--- Problem to solve ---
Each entry below is to be extracted exactly.

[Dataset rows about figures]
┌──

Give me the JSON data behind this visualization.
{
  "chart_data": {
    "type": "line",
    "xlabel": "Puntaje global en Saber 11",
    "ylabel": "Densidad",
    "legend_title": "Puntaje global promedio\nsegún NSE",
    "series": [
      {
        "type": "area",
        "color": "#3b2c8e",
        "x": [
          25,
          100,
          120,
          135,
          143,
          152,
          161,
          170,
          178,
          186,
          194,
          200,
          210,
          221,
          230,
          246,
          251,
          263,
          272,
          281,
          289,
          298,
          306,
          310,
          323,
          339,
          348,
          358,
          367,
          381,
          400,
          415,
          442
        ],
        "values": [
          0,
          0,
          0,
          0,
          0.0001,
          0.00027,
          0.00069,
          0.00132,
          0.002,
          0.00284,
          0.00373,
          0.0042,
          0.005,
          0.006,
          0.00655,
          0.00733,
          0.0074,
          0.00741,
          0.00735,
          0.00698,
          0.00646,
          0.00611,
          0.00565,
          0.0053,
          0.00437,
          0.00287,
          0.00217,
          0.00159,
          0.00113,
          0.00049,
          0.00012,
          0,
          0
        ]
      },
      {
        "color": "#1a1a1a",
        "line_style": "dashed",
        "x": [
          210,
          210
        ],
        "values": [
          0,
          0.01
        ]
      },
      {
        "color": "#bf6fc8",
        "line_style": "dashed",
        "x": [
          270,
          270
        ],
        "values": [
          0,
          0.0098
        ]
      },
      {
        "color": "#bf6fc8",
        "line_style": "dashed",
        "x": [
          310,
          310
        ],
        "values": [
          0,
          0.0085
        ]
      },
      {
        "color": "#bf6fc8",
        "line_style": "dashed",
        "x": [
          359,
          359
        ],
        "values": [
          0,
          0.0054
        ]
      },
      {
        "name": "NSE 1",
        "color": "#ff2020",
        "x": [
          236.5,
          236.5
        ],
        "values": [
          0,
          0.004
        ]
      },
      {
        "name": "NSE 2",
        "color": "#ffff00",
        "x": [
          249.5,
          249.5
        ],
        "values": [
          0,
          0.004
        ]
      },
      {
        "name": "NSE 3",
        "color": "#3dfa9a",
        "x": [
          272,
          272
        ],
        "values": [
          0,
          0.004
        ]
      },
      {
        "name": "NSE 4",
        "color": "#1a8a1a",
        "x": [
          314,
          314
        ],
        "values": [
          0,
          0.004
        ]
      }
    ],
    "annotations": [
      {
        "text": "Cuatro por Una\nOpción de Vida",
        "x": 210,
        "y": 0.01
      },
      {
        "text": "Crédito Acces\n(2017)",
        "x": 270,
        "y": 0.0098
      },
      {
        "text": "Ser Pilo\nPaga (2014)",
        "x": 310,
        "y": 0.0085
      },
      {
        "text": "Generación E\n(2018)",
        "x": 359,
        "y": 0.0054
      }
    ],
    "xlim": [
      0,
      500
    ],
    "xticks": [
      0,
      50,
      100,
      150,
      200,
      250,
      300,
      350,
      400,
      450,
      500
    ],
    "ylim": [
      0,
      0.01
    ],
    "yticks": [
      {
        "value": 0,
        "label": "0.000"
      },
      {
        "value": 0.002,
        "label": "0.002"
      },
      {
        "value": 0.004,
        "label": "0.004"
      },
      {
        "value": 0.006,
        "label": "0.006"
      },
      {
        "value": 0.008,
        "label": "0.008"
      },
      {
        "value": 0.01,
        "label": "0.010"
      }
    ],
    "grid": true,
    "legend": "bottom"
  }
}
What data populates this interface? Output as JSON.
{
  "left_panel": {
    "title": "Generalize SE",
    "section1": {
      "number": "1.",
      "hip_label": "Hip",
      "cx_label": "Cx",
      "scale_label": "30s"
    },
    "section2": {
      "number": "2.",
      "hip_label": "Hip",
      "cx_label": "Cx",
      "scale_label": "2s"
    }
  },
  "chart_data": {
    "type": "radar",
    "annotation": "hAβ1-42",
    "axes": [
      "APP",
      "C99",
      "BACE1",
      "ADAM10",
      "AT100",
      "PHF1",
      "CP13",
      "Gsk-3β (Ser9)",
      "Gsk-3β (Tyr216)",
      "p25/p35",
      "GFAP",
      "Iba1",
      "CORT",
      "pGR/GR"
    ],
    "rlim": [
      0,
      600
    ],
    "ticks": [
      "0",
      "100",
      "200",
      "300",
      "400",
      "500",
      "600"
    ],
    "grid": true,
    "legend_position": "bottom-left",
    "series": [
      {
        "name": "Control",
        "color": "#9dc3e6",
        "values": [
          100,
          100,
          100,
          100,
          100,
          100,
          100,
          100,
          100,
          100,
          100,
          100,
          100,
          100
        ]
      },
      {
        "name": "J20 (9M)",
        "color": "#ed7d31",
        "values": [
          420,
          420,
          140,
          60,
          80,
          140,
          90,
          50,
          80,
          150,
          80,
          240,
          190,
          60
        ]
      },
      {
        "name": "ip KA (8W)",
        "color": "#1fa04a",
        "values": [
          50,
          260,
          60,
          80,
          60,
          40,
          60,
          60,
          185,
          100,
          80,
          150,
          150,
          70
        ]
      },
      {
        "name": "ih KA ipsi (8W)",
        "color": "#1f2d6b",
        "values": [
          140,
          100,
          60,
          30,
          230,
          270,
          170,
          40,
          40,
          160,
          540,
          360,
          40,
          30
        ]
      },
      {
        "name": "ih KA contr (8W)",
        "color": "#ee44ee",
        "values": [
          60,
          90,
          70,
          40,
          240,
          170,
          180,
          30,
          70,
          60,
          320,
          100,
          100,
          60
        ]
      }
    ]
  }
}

└──

--- Written answer ---
Give me the JSON data behind this visualization.
{
  "chart_data": {
    "type": "line",
    "xlabel": "Puntaje global en Saber 11",
    "ylabel": "Densidad",
    "legend_title": "Puntaje global promedio\nsegún NSE",
    "series": [
      {
        "type": "area",
        "color": "#3b2c8e",
        "x": [
          25,
          100,
          120,
          135,
          143,
          152,
          161,
          170,
          178,
          186,
          194,
          200,
          210,
          221,
          230,
          246,
          251,
          263,
          272,
          281,
          289,
          298,
          306,
          310,
          323,
          339,
          348,
          358,
          367,
          381,
          400,
          415,
          442
        ],
        "values": [
          0,
          0,
          0,
          0,
          0.0001,
          0.00027,
          0.00069,
          0.00132,
          0.002,
          0.00284,
          0.00373,
          0.0042,
          0.005,
          0.006,
          0.00655,
          0.00733,
          0.0074,
          0.00741,
          0.00735,
          0.00698,
          0.00646,
          0.00611,
          0.00565,
          0.0053,
          0.00437,
          0.00287,
          0.00217,
          0.00159,
          0.00113,
          0.00049,
          0.00012,
          0,
          0
        ]
      },
      {
        "color": "#1a1a1a",
        "line_style": "dashed",
        "x": [
          210,
          210
        ],
        "values": [
          0,
          0.01
        ]
      },
      {
        "color": "#bf6fc8",
        "line_style": "dashed",
        "x": [
          270,
          270
        ],
        "values": [
          0,
          0.0098
        ]
      },
      {
        "color": "#bf6fc8",
        "line_style": "dashed",
        "x": [
          310,
          310
        ],
        "values": [
          0,
          0.0085
        ]
      },
      {
        "color": "#bf6fc8",
        "line_style": "dashed",
        "x": [
          359,
          359
        ],
        "values": [
          0,
          0.0054
        ]
      },
      {
        "name": "NSE 1",
        "color": "#ff2020",
        "x": [
          236.5,
          236.5
        ],
        "values": [
          0,
          0.004
        ]
      },
      {
        "name": "NSE 2",
        "color": "#ffff00",
        "x": [
          249.5,
          249.5
        ],
        "values": [
          0,
          0.004
        ]
      },
      {
        "name": "NSE 3",
        "color": "#3dfa9a",
        "x": [
          272,
          272
        ],
        "values": [
          0,
          0.004
        ]
      },
      {
        "name": "NSE 4",
        "color": "#1a8a1a",
        "x": [
          314,
          314
        ],
        "values": [
          0,
          0.004
        ]
      }
    ],
    "annotations": [
      {
        "text": "Cuatro por Una\nOpción de Vida",
        "x": 210,
        "y": 0.01
      },
      {
        "text": "Crédito Acces\n(2017)",
        "x": 270,
        "y": 0.0098
      },
      {
        "text": "Ser Pilo\nPaga (2014)",
        "x": 310,
        "y": 0.0085
      },
      {
        "text": "Generación E\n(2018)",
        "x": 359,
        "y": 0.0054
      }
    ],
    "xlim": [
      0,
      500
    ],
    "xticks": [
      0,
      50,
      100,
      150,
      200,
      250,
      300,
      350,
      400,
      450,
      500
    ],
    "ylim": [
      0,
      0.01
    ],
    "yticks": [
      {
        "value": 0,
        "label": "0.000"
      },
      {
        "value": 0.002,
        "label": "0.002"
      },
      {
        "value": 0.004,
        "label": "0.004"
      },
      {
        "value": 0.006,
        "label": "0.006"
      },
      {
        "value": 0.008,
        "label": "0.008"
      },
      {
        "value": 0.01,
        "label": "0.010"
      }
    ],
    "grid": true,
    "legend": "bottom"
  }
}
What data populates this interface? Output as JSON.
{
  "left_panel": {
    "title": "Generalize SE",
    "section1": {
      "number": "1.",
      "hip_label": "Hip",
      "cx_label": "Cx",
      "scale_label": "30s"
    },
    "section2": {
      "number": "2.",
      "hip_label": "Hip",
      "cx_label": "Cx",
      "scale_label": "2s"
    }
  },
  "chart_data": {
    "type": "radar",
    "annotation": "hAβ1-42",
    "axes": [
      "APP",
      "C99",
      "BACE1",
      "ADAM10",
      "AT100",
      "PHF1",
      "CP13",
      "Gsk-3β (Ser9)",
      "Gsk-3β (Tyr216)",
      "p25/p35",
      "GFAP",
      "Iba1",
      "CORT",
      "pGR/GR"
    ],
    "rlim": [
      0,
      600
    ],
    "ticks": [
      "0",
      "100",
      "200",
      "300",
      "400",
      "500",
      "600"
    ],
    "grid": true,
    "legend_position": "bottom-left",
    "series": [
      {
        "name": "Control",
        "color": "#9dc3e6",
        "values": [
          100,
          100,
          100,
          100,
          100,
          100,
          100,
          100,
          100,
          100,
          100,
          100,
          100,
          100
        ]
      },
      {
        "name": "J20 (9M)",
        "color": "#ed7d31",
        "values": [
          420,
          420,
          140,
          60,
          80,
          140,
          90,
          50,
          80,
          150,
          80,
          240,
          190,
          60
        ]
      },
      {
        "name": "ip KA (8W)",
        "color": "#1fa04a",
        "values": [
          50,
          260,
          60,
          80,
          60,
          40,
          60,
          60,
          185,
          100,
          80,
          150,
          150,
          70
        ]
      },
      {
        "name": "ih KA ipsi (8W)",
        "color": "#1f2d6b",
        "values": [
          140,
          100,
          60,
          30,
          230,
          270,
          170,
          40,
          40,
          160,
          540,
          360,
          40,
          30
        ]
      },
      {
        "name": "ih KA contr (8W)",
        "color": "#ee44ee",
        "values": [
          60,
          90,
          70,
          40,
          240,
          170,
          180,
          30,
          70,
          60,
          320,
          100,
          100,
          60
        ]
      }
    ]
  }
}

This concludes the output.